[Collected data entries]
══════════

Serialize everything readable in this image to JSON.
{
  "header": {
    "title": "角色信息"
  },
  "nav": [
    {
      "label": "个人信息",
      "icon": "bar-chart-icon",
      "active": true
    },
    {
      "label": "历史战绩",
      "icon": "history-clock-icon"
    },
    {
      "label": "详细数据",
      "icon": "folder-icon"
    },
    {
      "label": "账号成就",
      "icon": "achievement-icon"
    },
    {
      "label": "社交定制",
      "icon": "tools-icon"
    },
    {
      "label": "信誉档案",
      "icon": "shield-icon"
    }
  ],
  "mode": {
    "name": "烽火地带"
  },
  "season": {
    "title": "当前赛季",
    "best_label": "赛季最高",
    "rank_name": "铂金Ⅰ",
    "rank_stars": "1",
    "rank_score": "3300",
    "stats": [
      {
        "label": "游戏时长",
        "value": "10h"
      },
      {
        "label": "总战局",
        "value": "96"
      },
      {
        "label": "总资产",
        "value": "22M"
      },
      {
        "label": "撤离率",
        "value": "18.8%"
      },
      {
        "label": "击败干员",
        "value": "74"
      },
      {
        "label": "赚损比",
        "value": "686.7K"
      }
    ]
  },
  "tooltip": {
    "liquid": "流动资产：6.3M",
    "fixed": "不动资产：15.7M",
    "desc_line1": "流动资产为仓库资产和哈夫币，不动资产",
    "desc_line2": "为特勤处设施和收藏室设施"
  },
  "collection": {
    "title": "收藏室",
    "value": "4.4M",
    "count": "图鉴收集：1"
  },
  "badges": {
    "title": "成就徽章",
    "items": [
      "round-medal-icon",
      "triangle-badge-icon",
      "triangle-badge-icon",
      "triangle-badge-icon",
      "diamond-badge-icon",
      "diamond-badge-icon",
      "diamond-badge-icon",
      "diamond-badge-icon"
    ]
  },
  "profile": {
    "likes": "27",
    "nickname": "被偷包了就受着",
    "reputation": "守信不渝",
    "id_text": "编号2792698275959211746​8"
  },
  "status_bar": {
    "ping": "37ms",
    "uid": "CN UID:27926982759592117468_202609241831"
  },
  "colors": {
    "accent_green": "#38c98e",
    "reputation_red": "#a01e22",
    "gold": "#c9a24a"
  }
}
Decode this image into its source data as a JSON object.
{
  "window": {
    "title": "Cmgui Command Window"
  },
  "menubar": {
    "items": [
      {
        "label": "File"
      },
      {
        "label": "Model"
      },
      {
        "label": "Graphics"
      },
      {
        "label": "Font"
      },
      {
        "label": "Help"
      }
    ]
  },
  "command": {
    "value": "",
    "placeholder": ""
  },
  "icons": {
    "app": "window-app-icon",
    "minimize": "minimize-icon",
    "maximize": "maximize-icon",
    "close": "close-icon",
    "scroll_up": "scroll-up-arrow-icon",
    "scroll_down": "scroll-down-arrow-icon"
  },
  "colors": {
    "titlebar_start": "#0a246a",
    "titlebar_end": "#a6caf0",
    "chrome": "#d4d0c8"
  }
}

══════════

▸ **Requirements**
Repeat the listing above without any change.

▸ **Response to the exercise**
Serialize everything readable in this image to JSON.
{
  "header": {
    "title": "角色信息"
  },
  "nav": [
    {
      "label": "个人信息",
      "icon": "bar-chart-icon",
      "active": true
    },
    {
      "label": "历史战绩",
      "icon": "history-clock-icon"
    },
    {
      "label": "详细数据",
      "icon": "folder-icon"
    },
    {
      "label": "账号成就",
      "icon": "achievement-icon"
    },
    {
      "label": "社交定制",
      "icon": "tools-icon"
    },
    {
      "label": "信誉档案",
      "icon": "shield-icon"
    }
  ],
  "mode": {
    "name": "烽火地带"
  },
  "season": {
    "title": "当前赛季",
    "best_label": "赛季最高",
    "rank_name": "铂金Ⅰ",
    "rank_stars": "1",
    "rank_score": "3300",
    "stats": [
      {
        "label": "游戏时长",
        "value": "10h"
      },
      {
        "label": "总战局",
        "value": "96"
      },
      {
        "label": "总资产",
        "value": "22M"
      },
      {
        "label": "撤离率",
        "value": "18.8%"
      },
      {
        "label": "击败干员",
        "value": "74"
      },
      {
        "label": "赚损比",
        "value": "686.7K"
      }
    ]
  },
  "tooltip": {
    "liquid": "流动资产：6.3M",
    "fixed": "不动资产：15.7M",
    "desc_line1": "流动资产为仓库资产和哈夫币，不动资产",
    "desc_line2": "为特勤处设施和收藏室设施"
  },
  "collection": {
    "title": "收藏室",
    "value": "4.4M",
    "count": "图鉴收集：1"
  },
  "badges": {
    "title": "成就徽章",
    "items": [
      "round-medal-icon",
      "triangle-badge-icon",
      "triangle-badge-icon",
      "triangle-badge-icon",
      "diamond-badge-icon",
      "diamond-badge-icon",
      "diamond-badge-icon",
      "diamond-badge-icon"
    ]
  },
  "profile": {
    "likes": "27",
    "nickname": "被偷包了就受着",
    "reputation": "守信不渝",
    "id_text": "编号2792698275959211746​8"
  },
  "status_bar": {
    "ping": "37ms",
    "uid": "CN UID:27926982759592117468_202609241831"
  },
  "colors": {
    "accent_green": "#38c98e",
    "reputation_red": "#a01e22",
    "gold": "#c9a24a"
  }
}
Decode this image into its source data as a JSON object.
{
  "window": {
    "title": "Cmgui Command Window"
  },
  "menubar": {
    "items": [
      {
        "label": "File"
      },
      {
        "label": "Model"
      },
      {
        "label": "Graphics"
      },
      {
        "label": "Font"
      },
      {
        "label": "Help"
      }
    ]
  },
  "command": {
    "value": "",
    "placeholder": ""
  },
  "icons": {
    "app": "window-app-icon",
    "minimize": "minimize-icon",
    "maximize": "maximize-icon",
    "close": "close-icon",
    "scroll_up": "scroll-up-arrow-icon",
    "scroll_down": "scroll-down-arrow-icon"
  },
  "colors": {
    "titlebar_start": "#0a246a",
    "titlebar_end": "#a6caf0",
    "chrome": "#d4d0c8"
  }
}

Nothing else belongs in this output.